# What you should do:
Can you pull out each line of the data below that includes the word "时最大允许工作压力的"?

# Given data:
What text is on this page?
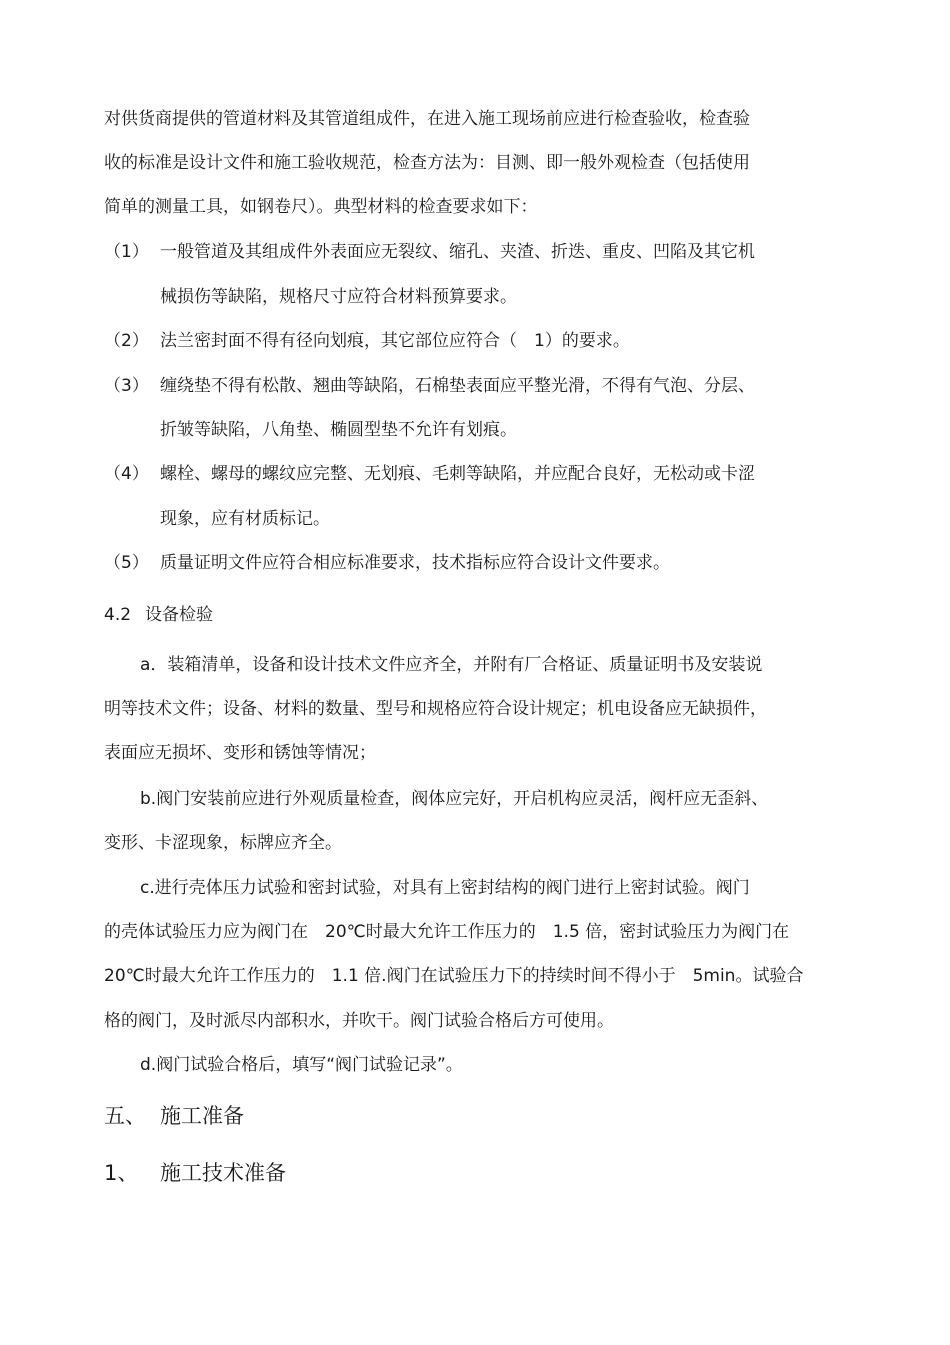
对供货商提供的管道材料及其管道组成件，在进入施工现场前应进行检查验收，检查验
收的标准是设计文件和施工验收规范，检查方法为：目测、即一般外观检查（包括使用
简单的测量工具，如钢卷尺）。典型材料的检查要求如下：
（1） 一般管道及其组成件外表面应无裂纹、缩孔、夹渣、折迭、重皮、凹陷及其它机
械损伤等缺陷，规格尺寸应符合材料预算要求。
（2） 法兰密封面不得有径向划痕，其它部位应符合（　1）的要求。
（3） 缠绕垫不得有松散、翘曲等缺陷，石棉垫表面应平整光滑，不得有气泡、分层、
折皱等缺陷，八角垫、椭圆型垫不允许有划痕。
（4） 螺栓、螺母的螺纹应完整、无划痕、毛刺等缺陷，并应配合良好，无松动或卡涩
现象，应有材质标记。
（5） 质量证明文件应符合相应标准要求，技术指标应符合设计文件要求。
4.2 设备检验
a．装箱清单，设备和设计技术文件应齐全，并附有厂合格证、质量证明书及安装说
明等技术文件；设备、材料的数量、型号和规格应符合设计规定；机电设备应无缺损件，
表面应无损坏、变形和锈蚀等情况；
b.阀门安装前应进行外观质量检查，阀体应完好，开启机构应灵活，阀杆应无歪斜、
变形、卡涩现象，标牌应齐全。
c.进行壳体压力试验和密封试验，对具有上密封结构的阀门进行上密封试验。阀门
的壳体试验压力应为阀门在　20℃时最大允许工作压力的　1.5 倍，密封试验压力为阀门在
20℃时最大允许工作压力的　1.1 倍.阀门在试验压力下的持续时间不得小于　5min。试验合
格的阀门，及时派尽内部积水，并吹干。阀门试验合格后方可使用。
d.阀门试验合格后，填写“阀门试验记录”。
五、 施工准备
1、 施工技术准备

# Complete response:
的壳体试验压力应为阀门在　20℃时最大允许工作压力的　1.5 倍，密封试验压力为阀门在
20℃时最大允许工作压力的　1.1 倍.阀门在试验压力下的持续时间不得小于　5min。试验合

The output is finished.